**Written request**: Update the stretch of the Wharf Revue piece from "For the past" through "July Federal Election.", putting "political scene" in place of "political landscape".

AUSTRALIA ~ ADELAIDE PREMIERE
by Bobby Goudie.
For the past 15 years The Wharf Revue has mercilessly mocked all the usual suspects of Australian politics. Written and created by Jonathan Biggins, Drew Forsythe and Phillip Scott, The Wharf Review has ensured no political party has been safe from their satire.
For the 2016 Adelaide Cabaret Festival, the team have assembled the who’s who of 21st Century embarrassments to ensure Adelaide audiences will have huge laugh at our political landscape and characters before heading to the July Federal Election.
The celebration of the past 15 years also features actor Amanda Bishop, well known for her Julia Gillard impersonations, with lighting designed by Matthew Marshall and musical direction also by Phillip Scott.
The Clothesline speaks on the phone with all three of The Wharf Revue’s creators during their planning for their next annual Revue. We begin by suggesting that lot has happened in Australian Politics in the past 15 years, and ask who audiences can expect to feature in the Celebrating 15 Years show.
“I am sure you will see every Prime Minister from the past five years, which is a lot!” Jonathan Biggins begins. “We do go all the way back to John Howard’s time as Prime Minister and the Howard bunker as well as covering people like Geoffrey Robinson, Barry Jones, Peter Costello, Bob Carr, Jacqui Lambie and George Brandis. We have the Mark Latham Diaries sketch, Christopher Pyne’s science and technology rap and a whole heap of other great sketches. It is a real mixed bag. You get the whole kit and caboodle because it is a longer 90 minute show, which is a much longer slot than you can usually get for a festival.”
Do you get confused with so many characters?
“It is very easy to put on the wrong costume,” Jonathan says. “A costume change of one minute suddenly turns into ten seconds. So that has certainly happened. We dress ourselves so have to have a lot of running lists around the place. Once you are in the right costume though you are able to get into the groove of the character.”
Do you each have a favourite politician to play?
“I love playing Paul Keating,” Jonathan responds. “Alexander Downer is another favourite who makes some nice appearances in this show, even though he has also been out of Politics for a while.”
“George Brandis would have to be my favourite to play,” adds Phillip Scott. “He was Arts Minister for a short period of time and so I get to wear a suit on the top half and a ballet tutu and tights on the bottom half. I think I make a very elegant entrance.”
“I would have to say Adelaide’s own Christopher Pyne,” Drew Forsythe says. “There seem to be a lot of memorable characters that have come from Adelaide. You have Nick Xenophon, Sarah Hanson-Young and Cory Bernardi. Adelaide provides a lot of material for us!”
There are often new faces coming into politics, both in Australia and Internationally. Do you get excited by certain politicians emerging and then have to quickly figure out which one of you is going to portray them?
“It is a bit of a gift when people like Clive Palmer come along, that’s for sure. We are currently trying to work out who is going to play Donald Trump, Peta Credlin and Michaelia Cash,” Jonathan says.
“We are lucky though that politics is actually a fairly slow process,” he continues. “The front bench often has the same people hanging around for quite a while, even if there might be a revolving leadership door. It is interesting looking back at what we have done ten years ago and realising that most of these are current topics again. People say that we have heaps of material, but it is actually the same stuff again and again. Climate change, for example, we have known about since the 1980s, but very little has changed over that whole time.”

**Provided material**:

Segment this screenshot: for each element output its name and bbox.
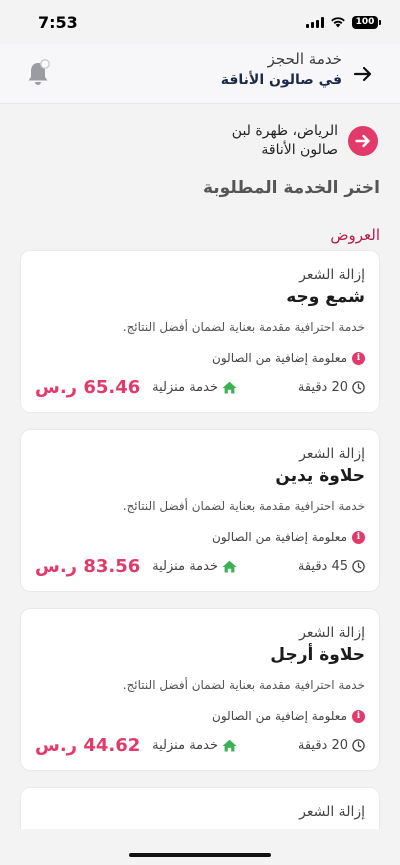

**Full answer**:
For the past 15 years The Wharf Revue has mercilessly mocked all the usual suspects of Australian politics. Written and created by Jonathan Biggins, Drew Forsythe and Phillip Scott, The Wharf Review has ensured no political party has been safe from their satire.
For the 2016 Adelaide Cabaret Festival, the team have assembled the who’s who of 21st Century embarrassments to ensure Adelaide audiences will have huge laugh at our political scene and characters before heading to the July Federal Election.